==== DATA PROVIDED ====

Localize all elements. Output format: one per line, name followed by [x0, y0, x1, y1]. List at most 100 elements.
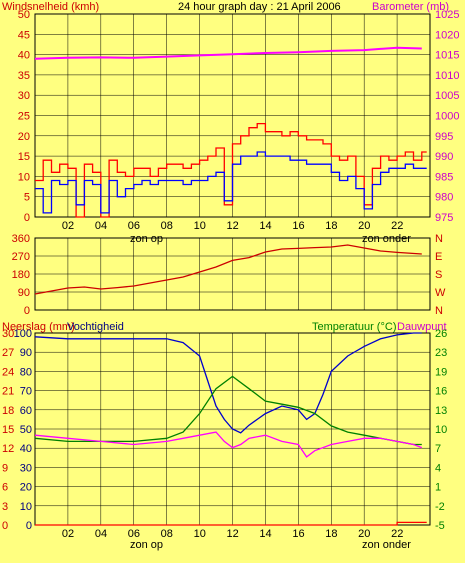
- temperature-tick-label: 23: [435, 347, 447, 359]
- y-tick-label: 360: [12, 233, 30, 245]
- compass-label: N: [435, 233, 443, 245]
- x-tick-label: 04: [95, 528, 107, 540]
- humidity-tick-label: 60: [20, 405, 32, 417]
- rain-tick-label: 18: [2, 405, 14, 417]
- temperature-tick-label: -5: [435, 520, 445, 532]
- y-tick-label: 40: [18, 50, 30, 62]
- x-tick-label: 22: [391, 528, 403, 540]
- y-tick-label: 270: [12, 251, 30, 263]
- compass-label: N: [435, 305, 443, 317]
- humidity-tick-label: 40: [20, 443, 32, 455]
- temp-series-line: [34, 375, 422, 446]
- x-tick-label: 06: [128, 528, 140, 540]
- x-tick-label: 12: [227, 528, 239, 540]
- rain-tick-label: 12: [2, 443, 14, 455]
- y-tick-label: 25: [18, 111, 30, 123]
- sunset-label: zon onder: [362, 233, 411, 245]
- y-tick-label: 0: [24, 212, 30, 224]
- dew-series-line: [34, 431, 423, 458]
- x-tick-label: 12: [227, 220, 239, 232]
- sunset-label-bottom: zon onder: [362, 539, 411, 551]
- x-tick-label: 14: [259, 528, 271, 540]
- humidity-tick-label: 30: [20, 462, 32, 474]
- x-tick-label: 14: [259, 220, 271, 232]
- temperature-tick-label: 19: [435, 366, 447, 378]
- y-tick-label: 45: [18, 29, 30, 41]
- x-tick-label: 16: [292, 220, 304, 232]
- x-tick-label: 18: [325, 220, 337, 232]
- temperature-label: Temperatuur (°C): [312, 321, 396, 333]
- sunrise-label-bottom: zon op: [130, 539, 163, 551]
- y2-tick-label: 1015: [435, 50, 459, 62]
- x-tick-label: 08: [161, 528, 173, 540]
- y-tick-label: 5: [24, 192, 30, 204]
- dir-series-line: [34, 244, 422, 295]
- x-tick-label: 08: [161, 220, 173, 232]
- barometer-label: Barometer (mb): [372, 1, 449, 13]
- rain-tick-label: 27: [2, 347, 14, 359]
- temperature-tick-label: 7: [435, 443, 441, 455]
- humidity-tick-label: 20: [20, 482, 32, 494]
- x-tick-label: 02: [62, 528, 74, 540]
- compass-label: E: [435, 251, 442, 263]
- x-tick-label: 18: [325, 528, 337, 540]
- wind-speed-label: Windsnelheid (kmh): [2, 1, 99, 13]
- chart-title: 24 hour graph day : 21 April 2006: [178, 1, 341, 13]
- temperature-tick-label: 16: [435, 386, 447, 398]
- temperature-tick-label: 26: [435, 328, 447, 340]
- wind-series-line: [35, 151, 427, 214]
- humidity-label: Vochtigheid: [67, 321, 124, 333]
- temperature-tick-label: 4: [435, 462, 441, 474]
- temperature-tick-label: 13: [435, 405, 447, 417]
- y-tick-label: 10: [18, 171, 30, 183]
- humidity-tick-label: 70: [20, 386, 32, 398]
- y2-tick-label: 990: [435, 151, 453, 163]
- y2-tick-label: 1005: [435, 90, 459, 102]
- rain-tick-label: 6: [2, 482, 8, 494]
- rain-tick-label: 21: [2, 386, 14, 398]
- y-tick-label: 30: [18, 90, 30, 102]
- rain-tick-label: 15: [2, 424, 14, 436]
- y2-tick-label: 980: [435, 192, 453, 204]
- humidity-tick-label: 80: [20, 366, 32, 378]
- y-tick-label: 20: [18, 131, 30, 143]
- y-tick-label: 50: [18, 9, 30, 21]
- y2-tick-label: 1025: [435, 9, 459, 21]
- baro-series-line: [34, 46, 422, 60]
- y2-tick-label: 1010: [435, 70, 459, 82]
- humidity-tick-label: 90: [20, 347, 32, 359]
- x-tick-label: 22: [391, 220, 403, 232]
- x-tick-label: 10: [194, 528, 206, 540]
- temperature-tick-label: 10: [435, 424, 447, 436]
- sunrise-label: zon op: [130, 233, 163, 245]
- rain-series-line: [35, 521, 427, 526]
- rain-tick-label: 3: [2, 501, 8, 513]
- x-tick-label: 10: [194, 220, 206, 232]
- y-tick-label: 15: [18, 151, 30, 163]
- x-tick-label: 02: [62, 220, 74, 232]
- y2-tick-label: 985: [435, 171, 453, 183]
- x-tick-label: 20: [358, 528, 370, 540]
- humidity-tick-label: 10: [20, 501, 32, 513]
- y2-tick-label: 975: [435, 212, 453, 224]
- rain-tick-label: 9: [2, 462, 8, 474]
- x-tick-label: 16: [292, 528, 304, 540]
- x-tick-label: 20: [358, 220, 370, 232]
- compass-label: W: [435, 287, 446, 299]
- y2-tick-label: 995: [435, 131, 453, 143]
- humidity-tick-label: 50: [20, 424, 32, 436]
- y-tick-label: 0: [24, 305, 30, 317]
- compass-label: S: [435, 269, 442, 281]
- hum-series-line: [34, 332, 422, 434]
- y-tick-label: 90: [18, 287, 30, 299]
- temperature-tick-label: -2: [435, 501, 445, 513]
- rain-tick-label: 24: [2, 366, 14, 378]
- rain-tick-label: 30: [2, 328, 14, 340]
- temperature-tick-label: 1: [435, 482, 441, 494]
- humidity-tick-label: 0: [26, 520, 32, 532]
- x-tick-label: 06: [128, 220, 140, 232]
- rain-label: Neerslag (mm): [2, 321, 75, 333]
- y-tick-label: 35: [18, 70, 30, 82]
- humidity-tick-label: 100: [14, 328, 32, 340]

====

▶ YOUR TASK: Change "temperature-tick-label" to "temp-axis-label" in the lines from the line with "- temperature-tick-label: 23: [435, 347, 447, 359]" to the line with "- x-tick-label: 22: [391, 528, 403, 540]", keeping everything else the same, and give back only those lines.

▶ OUTPUT OF THE TASK:
- temp-axis-label: 23: [435, 347, 447, 359]
- y-tick-label: 360: [12, 233, 30, 245]
- compass-label: N: [435, 233, 443, 245]
- x-tick-label: 04: [95, 528, 107, 540]
- humidity-tick-label: 60: [20, 405, 32, 417]
- rain-tick-label: 18: [2, 405, 14, 417]
- temp-axis-label: -5: [435, 520, 445, 532]
- y-tick-label: 40: [18, 50, 30, 62]
- x-tick-label: 22: [391, 528, 403, 540]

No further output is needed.